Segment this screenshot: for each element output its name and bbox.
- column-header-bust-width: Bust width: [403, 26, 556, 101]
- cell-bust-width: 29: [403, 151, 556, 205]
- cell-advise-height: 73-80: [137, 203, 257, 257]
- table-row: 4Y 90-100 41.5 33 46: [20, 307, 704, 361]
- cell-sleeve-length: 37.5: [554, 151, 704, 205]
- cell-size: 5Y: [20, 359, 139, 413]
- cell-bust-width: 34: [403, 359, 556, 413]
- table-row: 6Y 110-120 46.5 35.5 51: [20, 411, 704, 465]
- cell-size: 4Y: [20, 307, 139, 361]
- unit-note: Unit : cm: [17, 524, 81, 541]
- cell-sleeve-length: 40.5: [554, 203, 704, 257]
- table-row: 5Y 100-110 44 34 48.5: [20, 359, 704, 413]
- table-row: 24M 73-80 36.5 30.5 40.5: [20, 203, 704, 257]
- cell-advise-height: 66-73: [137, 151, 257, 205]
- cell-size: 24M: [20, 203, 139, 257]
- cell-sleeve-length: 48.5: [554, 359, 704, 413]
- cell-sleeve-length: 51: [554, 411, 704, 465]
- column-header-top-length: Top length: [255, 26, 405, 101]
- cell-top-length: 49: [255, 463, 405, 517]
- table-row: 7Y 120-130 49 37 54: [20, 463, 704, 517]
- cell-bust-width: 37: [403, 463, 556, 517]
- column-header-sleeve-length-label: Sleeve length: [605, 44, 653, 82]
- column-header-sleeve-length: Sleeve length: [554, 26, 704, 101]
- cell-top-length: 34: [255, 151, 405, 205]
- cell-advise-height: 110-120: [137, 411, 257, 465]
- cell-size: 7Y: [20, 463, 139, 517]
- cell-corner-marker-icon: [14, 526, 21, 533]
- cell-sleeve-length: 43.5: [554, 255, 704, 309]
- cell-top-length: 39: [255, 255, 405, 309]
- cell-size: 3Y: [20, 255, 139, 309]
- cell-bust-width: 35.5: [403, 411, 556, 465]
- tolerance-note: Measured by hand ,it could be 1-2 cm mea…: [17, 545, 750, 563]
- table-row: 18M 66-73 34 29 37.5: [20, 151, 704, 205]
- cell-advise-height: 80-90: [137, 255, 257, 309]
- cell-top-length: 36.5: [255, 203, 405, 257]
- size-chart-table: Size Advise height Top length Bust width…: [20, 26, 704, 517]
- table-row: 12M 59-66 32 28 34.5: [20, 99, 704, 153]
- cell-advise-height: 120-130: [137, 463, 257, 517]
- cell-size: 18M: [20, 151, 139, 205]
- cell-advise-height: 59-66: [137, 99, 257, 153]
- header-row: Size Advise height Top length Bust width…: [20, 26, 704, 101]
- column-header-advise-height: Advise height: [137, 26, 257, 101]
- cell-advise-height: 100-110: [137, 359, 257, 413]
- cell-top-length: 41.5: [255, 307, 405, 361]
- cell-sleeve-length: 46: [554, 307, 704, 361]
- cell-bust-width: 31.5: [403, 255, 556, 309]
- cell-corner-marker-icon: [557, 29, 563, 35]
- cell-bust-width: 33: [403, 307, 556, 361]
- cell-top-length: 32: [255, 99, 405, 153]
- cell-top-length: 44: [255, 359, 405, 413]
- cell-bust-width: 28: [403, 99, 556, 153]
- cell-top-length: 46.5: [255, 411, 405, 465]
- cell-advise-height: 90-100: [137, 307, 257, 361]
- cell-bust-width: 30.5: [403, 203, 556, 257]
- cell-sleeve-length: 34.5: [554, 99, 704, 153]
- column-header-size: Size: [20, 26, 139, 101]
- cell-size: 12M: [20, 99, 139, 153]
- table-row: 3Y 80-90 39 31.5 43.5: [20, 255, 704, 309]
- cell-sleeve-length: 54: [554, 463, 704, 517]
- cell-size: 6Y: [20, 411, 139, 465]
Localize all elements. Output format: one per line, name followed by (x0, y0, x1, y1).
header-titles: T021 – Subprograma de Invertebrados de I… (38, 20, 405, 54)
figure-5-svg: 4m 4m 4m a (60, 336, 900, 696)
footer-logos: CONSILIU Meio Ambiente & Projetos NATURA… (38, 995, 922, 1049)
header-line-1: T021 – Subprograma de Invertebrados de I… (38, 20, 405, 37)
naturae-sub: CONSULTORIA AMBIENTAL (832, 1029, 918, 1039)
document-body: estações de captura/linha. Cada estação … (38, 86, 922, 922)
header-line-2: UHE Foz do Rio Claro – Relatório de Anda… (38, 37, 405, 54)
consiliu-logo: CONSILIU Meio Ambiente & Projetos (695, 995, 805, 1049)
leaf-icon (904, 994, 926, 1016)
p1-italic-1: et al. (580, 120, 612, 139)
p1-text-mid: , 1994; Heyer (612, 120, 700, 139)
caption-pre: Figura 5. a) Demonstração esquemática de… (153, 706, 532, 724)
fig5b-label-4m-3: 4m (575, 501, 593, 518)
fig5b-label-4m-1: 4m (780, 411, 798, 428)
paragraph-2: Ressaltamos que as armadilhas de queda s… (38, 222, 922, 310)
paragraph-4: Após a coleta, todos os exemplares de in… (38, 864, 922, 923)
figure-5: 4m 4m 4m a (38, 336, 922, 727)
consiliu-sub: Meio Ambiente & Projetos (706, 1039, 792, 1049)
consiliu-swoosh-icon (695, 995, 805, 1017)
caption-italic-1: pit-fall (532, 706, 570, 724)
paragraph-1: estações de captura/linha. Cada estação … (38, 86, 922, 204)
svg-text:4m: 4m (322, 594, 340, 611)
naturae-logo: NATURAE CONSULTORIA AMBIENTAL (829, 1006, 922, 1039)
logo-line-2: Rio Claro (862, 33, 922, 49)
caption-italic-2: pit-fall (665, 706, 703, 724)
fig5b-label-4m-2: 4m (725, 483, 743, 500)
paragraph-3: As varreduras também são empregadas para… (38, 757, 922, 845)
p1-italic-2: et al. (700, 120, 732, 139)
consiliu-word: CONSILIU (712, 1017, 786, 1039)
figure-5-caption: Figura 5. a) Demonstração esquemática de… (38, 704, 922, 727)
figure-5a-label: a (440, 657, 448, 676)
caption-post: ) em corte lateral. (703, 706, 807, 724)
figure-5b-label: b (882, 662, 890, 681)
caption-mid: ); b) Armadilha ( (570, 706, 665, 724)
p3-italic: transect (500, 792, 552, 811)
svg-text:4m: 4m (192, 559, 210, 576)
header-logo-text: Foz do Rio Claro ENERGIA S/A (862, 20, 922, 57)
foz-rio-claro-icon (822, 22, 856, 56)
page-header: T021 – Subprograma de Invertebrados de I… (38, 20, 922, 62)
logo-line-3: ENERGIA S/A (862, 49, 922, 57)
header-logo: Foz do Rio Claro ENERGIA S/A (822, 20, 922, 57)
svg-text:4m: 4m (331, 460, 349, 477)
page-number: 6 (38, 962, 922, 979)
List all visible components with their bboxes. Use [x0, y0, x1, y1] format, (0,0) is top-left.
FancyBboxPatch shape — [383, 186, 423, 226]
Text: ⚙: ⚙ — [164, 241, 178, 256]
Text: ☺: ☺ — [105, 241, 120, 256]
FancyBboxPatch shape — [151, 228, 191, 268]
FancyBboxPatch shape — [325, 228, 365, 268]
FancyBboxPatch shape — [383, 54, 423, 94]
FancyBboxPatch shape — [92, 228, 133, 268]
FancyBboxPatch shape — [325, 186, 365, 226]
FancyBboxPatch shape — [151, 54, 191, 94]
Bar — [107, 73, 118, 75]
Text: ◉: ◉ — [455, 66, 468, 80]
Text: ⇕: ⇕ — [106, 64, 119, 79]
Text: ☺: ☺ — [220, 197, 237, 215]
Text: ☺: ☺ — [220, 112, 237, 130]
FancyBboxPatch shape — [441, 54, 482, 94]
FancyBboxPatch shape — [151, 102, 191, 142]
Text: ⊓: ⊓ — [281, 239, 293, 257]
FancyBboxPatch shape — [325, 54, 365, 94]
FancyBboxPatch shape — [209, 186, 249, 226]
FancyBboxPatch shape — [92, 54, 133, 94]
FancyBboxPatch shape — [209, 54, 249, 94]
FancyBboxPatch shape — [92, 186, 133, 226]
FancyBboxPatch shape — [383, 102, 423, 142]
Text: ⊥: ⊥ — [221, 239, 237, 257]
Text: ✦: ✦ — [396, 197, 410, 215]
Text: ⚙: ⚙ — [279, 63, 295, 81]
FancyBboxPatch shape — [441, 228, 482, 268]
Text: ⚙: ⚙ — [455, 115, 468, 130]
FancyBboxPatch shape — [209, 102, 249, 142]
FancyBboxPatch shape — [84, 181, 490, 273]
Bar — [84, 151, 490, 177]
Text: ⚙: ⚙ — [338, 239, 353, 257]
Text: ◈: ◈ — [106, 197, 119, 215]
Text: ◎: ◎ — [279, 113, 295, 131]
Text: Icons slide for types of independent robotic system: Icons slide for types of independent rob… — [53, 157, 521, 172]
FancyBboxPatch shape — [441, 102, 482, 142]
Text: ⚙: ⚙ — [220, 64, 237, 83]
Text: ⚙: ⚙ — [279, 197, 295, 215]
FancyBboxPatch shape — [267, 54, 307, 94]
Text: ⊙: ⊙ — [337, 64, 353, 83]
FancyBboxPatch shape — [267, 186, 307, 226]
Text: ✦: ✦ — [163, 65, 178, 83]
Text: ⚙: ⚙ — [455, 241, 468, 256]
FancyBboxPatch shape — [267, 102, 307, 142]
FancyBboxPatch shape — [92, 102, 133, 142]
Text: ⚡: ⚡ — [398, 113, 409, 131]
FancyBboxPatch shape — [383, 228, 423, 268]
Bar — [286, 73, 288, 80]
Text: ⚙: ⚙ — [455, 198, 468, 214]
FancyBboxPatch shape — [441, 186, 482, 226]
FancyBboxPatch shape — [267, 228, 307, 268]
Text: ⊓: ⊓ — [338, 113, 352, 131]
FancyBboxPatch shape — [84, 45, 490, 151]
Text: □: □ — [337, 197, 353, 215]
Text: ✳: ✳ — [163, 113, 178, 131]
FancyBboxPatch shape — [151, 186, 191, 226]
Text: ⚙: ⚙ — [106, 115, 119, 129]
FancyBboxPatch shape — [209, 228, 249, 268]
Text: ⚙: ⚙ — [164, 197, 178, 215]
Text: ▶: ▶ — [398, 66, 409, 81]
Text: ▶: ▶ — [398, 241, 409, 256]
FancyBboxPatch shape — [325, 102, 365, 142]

----------

§ Objective:
Reproduce the data from its very first line through the line containing "- table-row: 4Y", both ends included, with every character unchanged.

§ Exercise result:
Segment this screenshot: for each element output its name and bbox.
- column-header-bust-width: Bust width: [403, 26, 556, 101]
- cell-bust-width: 29: [403, 151, 556, 205]
- cell-advise-height: 73-80: [137, 203, 257, 257]
- table-row: 4Y 90-100 41.5 33 46: [20, 307, 704, 361]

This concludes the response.